Si differenzia l’impianto ornamentale per maggior complessità nel recinto entro la balaustra dell’altare maggiore, qui, oltre al già citato tappeto che accuratamente "ripiegato" copre tutti i gradini dell’altare, estendendosi oltre sul piano di calpestio, si osserva un decoro più fine, sempre eseguito ad intarsio ma impiegando lastre di marmo bianco, nelle quali il disegno in verde antico si articola in fantasiosi motivi ad intreccio multiplo, racemi, fiori stilizzati con quattro petali lobati, grandi medaglioni poligonali. Le lastre, di varie dimensioni e forme, sono impiegate per comporre lo schema decorativo assumendo le varie valenze di medaglioni centrati, fasce ornate e cornici, dove sono osservabili anche frammenti di porfido serpentino verde, tondi di breccia verde d’Egitto, (Lapis hecatontalithos).
***
* Compito assegnato 1: Trascrivi senza alcuna modifica le righe dei record: parti dall'inizio dei record e fermati dopo la riga che contiene "legend-label-black-women: Black Women", inclusa.
I record non hanno alcun legame con l'estratto.
***
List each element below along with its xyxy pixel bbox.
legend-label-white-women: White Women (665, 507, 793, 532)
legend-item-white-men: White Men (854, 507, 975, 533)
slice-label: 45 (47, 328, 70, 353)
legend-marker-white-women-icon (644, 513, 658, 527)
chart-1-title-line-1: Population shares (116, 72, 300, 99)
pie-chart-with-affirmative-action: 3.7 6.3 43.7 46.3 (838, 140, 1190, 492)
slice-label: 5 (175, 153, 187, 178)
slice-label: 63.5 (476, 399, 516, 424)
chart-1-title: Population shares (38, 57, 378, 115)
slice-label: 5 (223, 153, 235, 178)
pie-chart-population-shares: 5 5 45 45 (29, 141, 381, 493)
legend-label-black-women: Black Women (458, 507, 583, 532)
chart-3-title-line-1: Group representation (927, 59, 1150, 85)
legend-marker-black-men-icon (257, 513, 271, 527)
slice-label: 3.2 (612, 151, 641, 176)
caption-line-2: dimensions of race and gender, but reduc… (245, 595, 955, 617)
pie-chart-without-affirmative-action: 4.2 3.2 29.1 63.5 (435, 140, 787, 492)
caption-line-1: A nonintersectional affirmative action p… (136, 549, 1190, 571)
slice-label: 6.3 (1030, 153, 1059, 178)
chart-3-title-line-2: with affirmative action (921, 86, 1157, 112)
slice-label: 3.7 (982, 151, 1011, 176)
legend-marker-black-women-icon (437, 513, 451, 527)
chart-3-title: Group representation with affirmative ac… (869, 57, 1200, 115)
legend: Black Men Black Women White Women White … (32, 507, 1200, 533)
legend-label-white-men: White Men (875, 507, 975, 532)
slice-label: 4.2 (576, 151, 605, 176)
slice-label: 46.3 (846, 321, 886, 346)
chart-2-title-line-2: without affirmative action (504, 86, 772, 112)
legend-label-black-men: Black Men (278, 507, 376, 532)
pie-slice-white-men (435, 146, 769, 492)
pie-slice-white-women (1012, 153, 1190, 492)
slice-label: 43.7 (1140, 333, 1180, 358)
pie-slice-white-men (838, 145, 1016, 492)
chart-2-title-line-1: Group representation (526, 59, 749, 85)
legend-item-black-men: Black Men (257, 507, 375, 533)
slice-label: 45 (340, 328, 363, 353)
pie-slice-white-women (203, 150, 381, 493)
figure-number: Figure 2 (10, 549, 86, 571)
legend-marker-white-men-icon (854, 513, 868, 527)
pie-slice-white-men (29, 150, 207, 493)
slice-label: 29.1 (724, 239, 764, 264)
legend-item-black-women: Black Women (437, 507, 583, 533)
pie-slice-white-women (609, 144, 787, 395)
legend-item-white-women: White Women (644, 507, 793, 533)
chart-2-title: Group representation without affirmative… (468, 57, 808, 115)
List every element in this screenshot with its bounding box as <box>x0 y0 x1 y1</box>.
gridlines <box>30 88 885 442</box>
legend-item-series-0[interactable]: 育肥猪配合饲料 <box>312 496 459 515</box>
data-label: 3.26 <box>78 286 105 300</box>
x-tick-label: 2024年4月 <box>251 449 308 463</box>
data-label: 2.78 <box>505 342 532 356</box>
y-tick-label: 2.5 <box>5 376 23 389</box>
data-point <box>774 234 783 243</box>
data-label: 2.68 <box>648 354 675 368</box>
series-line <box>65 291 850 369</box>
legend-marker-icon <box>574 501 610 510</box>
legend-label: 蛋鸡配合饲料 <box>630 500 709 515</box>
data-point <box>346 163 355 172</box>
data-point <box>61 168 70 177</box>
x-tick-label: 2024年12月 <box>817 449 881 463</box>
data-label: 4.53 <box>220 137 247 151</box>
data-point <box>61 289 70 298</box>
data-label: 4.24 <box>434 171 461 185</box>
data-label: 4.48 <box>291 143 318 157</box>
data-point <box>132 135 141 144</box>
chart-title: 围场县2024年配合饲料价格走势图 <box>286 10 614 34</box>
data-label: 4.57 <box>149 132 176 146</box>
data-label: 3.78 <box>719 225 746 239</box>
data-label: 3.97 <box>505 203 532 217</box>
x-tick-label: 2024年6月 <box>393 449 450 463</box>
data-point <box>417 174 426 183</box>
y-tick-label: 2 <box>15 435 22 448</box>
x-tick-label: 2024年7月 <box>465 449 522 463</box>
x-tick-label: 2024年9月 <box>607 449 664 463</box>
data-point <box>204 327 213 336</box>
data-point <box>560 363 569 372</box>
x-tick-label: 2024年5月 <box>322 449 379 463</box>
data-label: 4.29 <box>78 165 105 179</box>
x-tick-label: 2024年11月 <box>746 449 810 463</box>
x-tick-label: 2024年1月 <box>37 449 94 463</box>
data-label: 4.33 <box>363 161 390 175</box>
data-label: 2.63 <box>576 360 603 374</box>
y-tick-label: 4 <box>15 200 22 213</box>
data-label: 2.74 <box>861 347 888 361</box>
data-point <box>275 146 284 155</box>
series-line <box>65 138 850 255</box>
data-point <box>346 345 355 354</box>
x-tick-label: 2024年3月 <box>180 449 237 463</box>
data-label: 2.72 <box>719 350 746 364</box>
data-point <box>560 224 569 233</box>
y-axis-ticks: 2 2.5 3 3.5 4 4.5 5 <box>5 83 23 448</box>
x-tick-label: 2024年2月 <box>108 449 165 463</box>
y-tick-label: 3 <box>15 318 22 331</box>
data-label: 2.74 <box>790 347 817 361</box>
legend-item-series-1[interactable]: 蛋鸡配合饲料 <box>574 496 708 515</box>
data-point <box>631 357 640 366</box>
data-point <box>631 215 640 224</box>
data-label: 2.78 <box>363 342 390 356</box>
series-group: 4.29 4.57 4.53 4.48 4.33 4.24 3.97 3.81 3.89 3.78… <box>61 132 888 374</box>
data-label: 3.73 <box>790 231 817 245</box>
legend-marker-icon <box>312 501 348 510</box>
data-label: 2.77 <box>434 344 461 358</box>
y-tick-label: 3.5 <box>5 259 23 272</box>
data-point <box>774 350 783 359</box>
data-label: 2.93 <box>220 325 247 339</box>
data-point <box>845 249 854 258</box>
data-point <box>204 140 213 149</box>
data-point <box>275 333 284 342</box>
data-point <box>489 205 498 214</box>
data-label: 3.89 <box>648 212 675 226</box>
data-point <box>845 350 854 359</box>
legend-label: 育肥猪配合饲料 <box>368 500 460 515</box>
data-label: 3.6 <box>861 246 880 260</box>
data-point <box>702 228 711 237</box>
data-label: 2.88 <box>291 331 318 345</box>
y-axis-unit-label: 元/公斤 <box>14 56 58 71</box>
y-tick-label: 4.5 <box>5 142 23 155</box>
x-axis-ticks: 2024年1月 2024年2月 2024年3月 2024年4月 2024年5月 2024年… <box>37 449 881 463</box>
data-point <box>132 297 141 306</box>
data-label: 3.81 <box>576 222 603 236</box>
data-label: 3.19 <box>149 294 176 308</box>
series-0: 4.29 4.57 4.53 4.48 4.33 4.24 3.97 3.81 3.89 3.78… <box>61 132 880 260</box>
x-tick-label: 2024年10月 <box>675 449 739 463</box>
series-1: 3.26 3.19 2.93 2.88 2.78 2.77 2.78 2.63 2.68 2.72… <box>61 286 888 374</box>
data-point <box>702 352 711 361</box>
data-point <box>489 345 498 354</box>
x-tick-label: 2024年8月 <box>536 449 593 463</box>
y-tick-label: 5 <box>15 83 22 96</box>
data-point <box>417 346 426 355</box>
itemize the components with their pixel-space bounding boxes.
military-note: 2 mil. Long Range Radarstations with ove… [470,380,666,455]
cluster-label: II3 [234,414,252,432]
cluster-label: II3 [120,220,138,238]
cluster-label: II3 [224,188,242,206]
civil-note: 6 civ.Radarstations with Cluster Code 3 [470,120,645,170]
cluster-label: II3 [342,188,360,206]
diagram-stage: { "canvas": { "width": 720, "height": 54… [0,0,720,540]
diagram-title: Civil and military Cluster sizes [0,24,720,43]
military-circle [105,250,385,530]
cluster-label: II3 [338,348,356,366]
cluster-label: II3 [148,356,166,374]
***
* Compito assegnato 2: Indica se ciascuna affermazione concorda con l'estratto sul pavimento intorno all'altare maggiore, rispondendo sì o no e citando le parole dell'estratto che lo decidono. (a) Il tappeto copre tutti i gradini dell'altare. (b) Le lastre hanno tutte la stessa forma. (c) Il disegno sulle lastre bianche è in porfido rosso.

* Soluzione 1:
List each element below along with its xyxy pixel bbox.
legend-label-white-women: White Women (665, 507, 793, 532)
legend-item-white-men: White Men (854, 507, 975, 533)
slice-label: 45 (47, 328, 70, 353)
legend-marker-white-women-icon (644, 513, 658, 527)
chart-1-title-line-1: Population shares (116, 72, 300, 99)
pie-chart-with-affirmative-action: 3.7 6.3 43.7 46.3 (838, 140, 1190, 492)
slice-label: 5 (175, 153, 187, 178)
slice-label: 63.5 (476, 399, 516, 424)
chart-1-title: Population shares (38, 57, 378, 115)
slice-label: 5 (223, 153, 235, 178)
pie-chart-population-shares: 5 5 45 45 (29, 141, 381, 493)
legend-label-black-women: Black Women (458, 507, 583, 532)

* Soluzione 2:
(a) Sì: "copre tutti i gradini dell’altare".
(b) No: "di varie dimensioni e forme".
(c) No: "il disegno in verde antico".